— WHAT YOU NEED TO DO —
Repeat the entire listing exactly as written.

— INPUT RECORDS —
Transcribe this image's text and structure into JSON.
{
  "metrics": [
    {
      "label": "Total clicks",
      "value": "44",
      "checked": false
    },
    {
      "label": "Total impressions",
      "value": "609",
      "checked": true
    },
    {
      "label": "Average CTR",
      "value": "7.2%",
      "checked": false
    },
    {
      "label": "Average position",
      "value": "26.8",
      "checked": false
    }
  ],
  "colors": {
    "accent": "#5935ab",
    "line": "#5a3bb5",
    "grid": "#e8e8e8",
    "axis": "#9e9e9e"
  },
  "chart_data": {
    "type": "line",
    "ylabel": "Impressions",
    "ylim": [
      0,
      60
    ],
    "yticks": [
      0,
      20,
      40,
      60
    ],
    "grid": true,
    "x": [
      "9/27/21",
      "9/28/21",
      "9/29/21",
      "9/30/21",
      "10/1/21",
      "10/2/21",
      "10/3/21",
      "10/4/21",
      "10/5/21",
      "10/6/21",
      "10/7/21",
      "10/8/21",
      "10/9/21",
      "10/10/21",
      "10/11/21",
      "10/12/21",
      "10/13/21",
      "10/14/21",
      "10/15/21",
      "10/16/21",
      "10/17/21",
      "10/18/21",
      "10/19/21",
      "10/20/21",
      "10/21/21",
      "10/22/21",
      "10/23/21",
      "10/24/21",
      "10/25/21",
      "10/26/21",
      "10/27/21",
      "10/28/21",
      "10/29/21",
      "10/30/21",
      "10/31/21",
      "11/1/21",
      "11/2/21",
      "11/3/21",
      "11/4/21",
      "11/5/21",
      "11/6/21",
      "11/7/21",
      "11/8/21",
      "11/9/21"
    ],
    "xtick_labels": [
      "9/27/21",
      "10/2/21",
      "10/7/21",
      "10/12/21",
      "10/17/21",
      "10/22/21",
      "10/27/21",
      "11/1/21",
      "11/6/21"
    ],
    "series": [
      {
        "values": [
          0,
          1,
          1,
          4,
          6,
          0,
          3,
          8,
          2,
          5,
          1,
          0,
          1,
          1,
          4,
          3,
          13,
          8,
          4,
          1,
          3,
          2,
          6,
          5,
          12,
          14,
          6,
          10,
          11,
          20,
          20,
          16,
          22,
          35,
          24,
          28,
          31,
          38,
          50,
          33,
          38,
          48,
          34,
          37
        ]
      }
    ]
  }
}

— RESULT OF THE EXERCISE —
Transcribe this image's text and structure into JSON.
{
  "metrics": [
    {
      "label": "Total clicks",
      "value": "44",
      "checked": false
    },
    {
      "label": "Total impressions",
      "value": "609",
      "checked": true
    },
    {
      "label": "Average CTR",
      "value": "7.2%",
      "checked": false
    },
    {
      "label": "Average position",
      "value": "26.8",
      "checked": false
    }
  ],
  "colors": {
    "accent": "#5935ab",
    "line": "#5a3bb5",
    "grid": "#e8e8e8",
    "axis": "#9e9e9e"
  },
  "chart_data": {
    "type": "line",
    "ylabel": "Impressions",
    "ylim": [
      0,
      60
    ],
    "yticks": [
      0,
      20,
      40,
      60
    ],
    "grid": true,
    "x": [
      "9/27/21",
      "9/28/21",
      "9/29/21",
      "9/30/21",
      "10/1/21",
      "10/2/21",
      "10/3/21",
      "10/4/21",
      "10/5/21",
      "10/6/21",
      "10/7/21",
      "10/8/21",
      "10/9/21",
      "10/10/21",
      "10/11/21",
      "10/12/21",
      "10/13/21",
      "10/14/21",
      "10/15/21",
      "10/16/21",
      "10/17/21",
      "10/18/21",
      "10/19/21",
      "10/20/21",
      "10/21/21",
      "10/22/21",
      "10/23/21",
      "10/24/21",
      "10/25/21",
      "10/26/21",
      "10/27/21",
      "10/28/21",
      "10/29/21",
      "10/30/21",
      "10/31/21",
      "11/1/21",
      "11/2/21",
      "11/3/21",
      "11/4/21",
      "11/5/21",
      "11/6/21",
      "11/7/21",
      "11/8/21",
      "11/9/21"
    ],
    "xtick_labels": [
      "9/27/21",
      "10/2/21",
      "10/7/21",
      "10/12/21",
      "10/17/21",
      "10/22/21",
      "10/27/21",
      "11/1/21",
      "11/6/21"
    ],
    "series": [
      {
        "values": [
          0,
          1,
          1,
          4,
          6,
          0,
          3,
          8,
          2,
          5,
          1,
          0,
          1,
          1,
          4,
          3,
          13,
          8,
          4,
          1,
          3,
          2,
          6,
          5,
          12,
          14,
          6,
          10,
          11,
          20,
          20,
          16,
          22,
          35,
          24,
          28,
          31,
          38,
          50,
          33,
          38,
          48,
          34,
          37
        ]
      }
    ]
  }
}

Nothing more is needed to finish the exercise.